──────── RECORDS FOR THIS EXERCISE ────────

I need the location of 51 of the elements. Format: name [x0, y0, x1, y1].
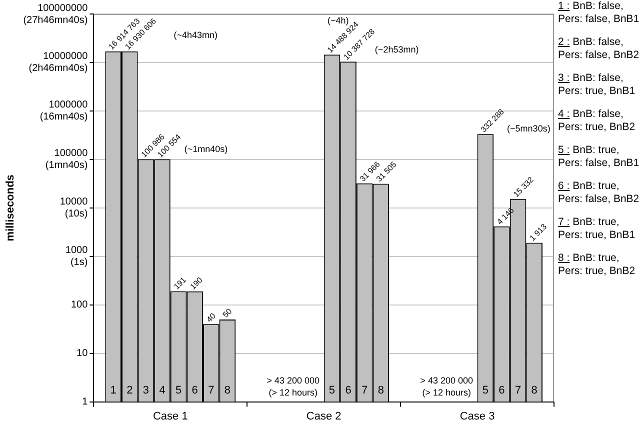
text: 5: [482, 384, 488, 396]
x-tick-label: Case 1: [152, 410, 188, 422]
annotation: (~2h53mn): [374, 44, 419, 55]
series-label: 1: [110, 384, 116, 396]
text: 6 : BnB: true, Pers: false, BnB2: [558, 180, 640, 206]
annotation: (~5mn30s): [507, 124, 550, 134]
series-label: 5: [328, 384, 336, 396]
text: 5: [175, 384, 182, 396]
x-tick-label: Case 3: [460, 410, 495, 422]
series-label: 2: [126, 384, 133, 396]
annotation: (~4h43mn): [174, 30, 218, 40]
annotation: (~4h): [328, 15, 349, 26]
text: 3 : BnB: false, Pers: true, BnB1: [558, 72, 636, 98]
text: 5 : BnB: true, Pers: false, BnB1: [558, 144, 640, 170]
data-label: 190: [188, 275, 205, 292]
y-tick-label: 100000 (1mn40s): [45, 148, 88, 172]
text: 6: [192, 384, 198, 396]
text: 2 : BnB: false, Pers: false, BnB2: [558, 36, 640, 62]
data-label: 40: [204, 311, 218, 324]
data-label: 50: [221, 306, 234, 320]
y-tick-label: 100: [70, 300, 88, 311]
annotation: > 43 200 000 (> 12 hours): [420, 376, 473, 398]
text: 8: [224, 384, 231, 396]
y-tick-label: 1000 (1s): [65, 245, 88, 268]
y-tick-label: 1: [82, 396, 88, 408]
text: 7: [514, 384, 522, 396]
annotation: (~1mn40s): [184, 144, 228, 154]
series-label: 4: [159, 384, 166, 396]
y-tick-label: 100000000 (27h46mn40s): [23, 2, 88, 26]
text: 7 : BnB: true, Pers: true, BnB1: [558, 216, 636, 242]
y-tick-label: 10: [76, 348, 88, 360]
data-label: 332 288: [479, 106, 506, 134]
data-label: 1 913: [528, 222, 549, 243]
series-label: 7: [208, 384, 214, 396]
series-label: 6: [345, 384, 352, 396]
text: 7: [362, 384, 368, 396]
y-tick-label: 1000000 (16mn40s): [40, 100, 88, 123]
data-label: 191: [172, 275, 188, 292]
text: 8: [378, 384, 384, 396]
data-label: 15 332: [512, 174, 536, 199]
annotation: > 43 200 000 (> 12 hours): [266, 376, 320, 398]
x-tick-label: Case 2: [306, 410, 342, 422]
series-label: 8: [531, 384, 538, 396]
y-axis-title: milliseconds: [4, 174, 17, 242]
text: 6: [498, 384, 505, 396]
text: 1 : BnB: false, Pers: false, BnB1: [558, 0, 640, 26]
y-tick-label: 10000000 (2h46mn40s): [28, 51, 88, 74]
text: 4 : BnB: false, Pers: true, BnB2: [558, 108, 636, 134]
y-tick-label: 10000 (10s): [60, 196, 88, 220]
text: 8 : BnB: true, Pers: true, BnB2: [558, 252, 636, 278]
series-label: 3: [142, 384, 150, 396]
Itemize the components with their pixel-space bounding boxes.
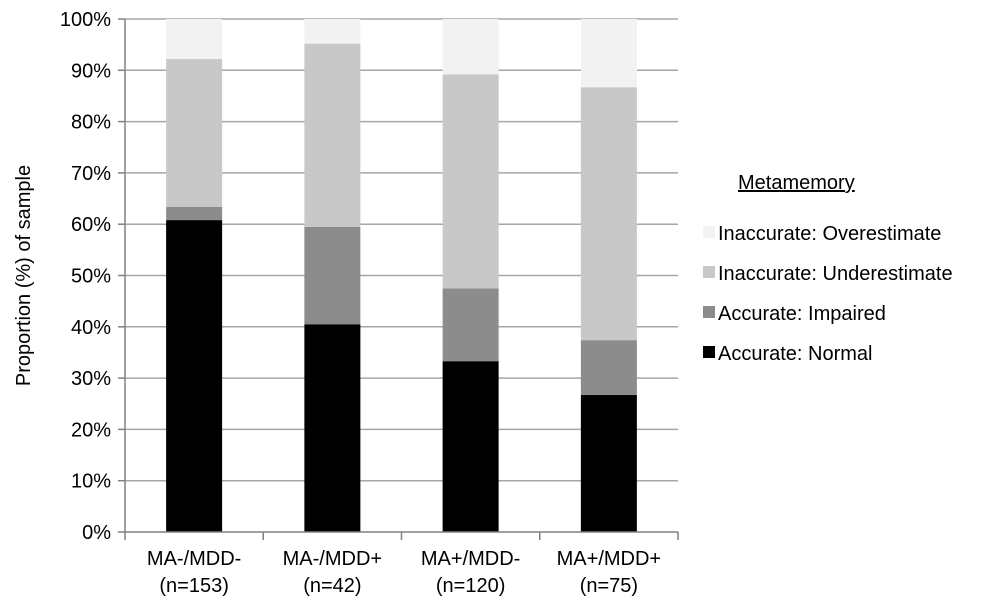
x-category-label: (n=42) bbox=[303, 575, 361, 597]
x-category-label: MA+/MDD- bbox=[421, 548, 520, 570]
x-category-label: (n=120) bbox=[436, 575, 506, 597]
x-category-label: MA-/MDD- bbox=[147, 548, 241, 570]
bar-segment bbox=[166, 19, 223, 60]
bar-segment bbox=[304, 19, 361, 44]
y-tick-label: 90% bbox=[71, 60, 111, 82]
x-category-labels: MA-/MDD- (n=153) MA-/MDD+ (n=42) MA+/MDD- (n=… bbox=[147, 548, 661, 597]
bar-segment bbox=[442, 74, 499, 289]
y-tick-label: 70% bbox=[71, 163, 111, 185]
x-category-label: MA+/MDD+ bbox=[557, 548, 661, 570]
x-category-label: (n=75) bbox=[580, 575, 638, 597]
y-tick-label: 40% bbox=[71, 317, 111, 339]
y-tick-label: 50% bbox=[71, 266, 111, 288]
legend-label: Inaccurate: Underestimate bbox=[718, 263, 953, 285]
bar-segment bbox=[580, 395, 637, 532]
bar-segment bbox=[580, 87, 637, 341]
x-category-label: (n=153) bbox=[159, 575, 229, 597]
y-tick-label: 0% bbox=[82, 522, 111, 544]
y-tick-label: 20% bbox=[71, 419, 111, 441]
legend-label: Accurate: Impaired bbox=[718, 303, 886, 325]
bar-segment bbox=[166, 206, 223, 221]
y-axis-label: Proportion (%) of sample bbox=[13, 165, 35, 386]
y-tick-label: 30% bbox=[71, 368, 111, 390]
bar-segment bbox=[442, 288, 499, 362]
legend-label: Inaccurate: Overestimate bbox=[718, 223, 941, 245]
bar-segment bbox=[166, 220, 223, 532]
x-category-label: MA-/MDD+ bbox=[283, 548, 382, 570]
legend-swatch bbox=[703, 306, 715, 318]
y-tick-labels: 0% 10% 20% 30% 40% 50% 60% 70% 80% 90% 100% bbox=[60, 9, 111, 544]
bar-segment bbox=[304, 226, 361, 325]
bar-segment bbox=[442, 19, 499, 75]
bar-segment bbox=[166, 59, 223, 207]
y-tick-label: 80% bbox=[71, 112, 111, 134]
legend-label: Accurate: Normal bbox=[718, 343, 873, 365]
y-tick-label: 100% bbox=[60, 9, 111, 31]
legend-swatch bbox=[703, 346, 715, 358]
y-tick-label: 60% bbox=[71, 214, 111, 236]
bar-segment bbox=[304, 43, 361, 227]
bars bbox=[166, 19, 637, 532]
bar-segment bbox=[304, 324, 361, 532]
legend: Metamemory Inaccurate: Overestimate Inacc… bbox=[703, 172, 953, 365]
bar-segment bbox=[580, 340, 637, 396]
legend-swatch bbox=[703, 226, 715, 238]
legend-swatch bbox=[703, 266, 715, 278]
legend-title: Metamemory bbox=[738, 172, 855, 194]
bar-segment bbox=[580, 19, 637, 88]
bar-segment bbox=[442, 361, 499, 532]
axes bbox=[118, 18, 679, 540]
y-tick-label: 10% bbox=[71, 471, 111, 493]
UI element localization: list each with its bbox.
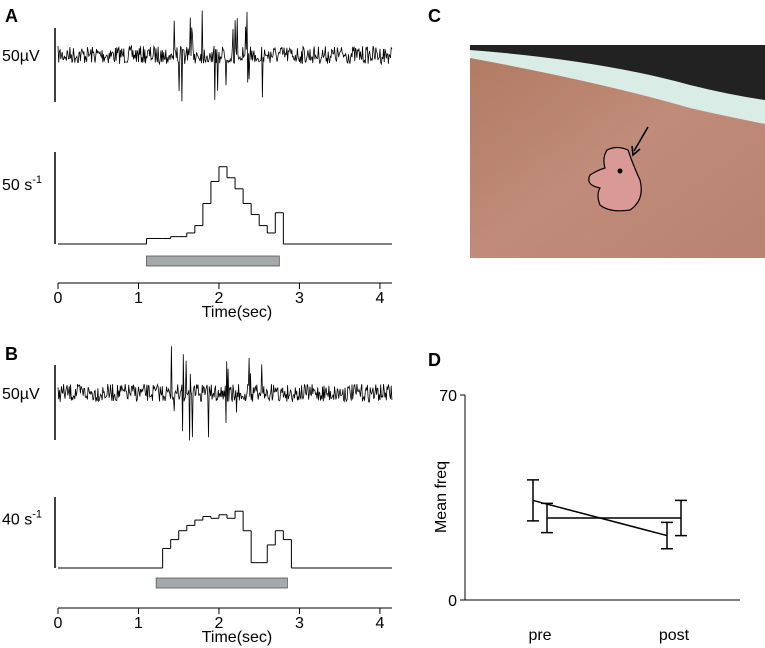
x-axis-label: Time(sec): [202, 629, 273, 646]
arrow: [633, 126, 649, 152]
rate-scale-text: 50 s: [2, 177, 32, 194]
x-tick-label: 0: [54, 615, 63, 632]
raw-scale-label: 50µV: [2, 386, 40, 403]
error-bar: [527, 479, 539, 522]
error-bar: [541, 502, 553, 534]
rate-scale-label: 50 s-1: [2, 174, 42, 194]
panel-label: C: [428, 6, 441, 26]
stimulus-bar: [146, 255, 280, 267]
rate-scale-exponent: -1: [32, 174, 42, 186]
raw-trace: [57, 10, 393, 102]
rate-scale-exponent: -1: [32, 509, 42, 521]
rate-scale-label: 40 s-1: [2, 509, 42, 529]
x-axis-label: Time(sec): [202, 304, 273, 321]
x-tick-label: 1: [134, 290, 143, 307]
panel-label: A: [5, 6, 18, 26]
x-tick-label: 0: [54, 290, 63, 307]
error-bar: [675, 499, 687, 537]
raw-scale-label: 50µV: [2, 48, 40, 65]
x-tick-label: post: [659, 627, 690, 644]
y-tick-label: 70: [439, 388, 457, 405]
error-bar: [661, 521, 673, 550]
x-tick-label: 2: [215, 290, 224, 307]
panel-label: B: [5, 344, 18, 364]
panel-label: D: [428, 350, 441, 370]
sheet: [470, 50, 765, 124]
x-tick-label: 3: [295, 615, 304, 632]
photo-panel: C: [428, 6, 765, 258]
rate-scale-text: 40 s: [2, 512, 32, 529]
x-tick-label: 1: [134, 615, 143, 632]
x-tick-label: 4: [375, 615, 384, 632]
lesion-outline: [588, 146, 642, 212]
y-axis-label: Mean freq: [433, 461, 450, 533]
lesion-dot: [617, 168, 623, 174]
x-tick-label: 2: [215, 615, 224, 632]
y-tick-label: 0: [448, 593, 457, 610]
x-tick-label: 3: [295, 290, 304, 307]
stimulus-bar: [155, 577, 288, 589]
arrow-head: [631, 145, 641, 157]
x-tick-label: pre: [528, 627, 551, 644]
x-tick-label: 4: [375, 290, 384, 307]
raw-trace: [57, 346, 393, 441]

────────

**THE EXERCISE:**
Swap "Underestimate" for "Overestimate" in the data from the line with "x-category-label: (n=42) bbox=[303, 575, 361, 597]" to the line with "x-category-label: (n=153) bbox=[159, 575, 229, 597]", and reproduce only those lines with nothing else altered.

**SOLUTION TO THIS PROBLEM:**
x-category-label: (n=42) bbox=[303, 575, 361, 597]
x-category-label: MA+/MDD- bbox=[421, 548, 520, 570]
x-category-label: (n=120) bbox=[436, 575, 506, 597]
x-category-label: MA-/MDD- bbox=[147, 548, 241, 570]
bar-segment bbox=[166, 19, 223, 60]
bar-segment bbox=[304, 19, 361, 44]
y-tick-label: 90% bbox=[71, 60, 111, 82]
x-category-labels: MA-/MDD- (n=153) MA-/MDD+ (n=42) MA+/MDD- (n=… bbox=[147, 548, 661, 597]
bar-segment bbox=[442, 74, 499, 289]
y-tick-label: 70% bbox=[71, 163, 111, 185]
x-category-label: MA+/MDD+ bbox=[557, 548, 661, 570]
x-category-label: (n=75) bbox=[580, 575, 638, 597]
y-tick-label: 40% bbox=[71, 317, 111, 339]
y-tick-label: 50% bbox=[71, 266, 111, 288]
legend-label: Inaccurate: Overestimate bbox=[718, 263, 953, 285]
bar-segment bbox=[580, 395, 637, 532]
bar-segment bbox=[580, 87, 637, 341]
x-category-label: (n=153) bbox=[159, 575, 229, 597]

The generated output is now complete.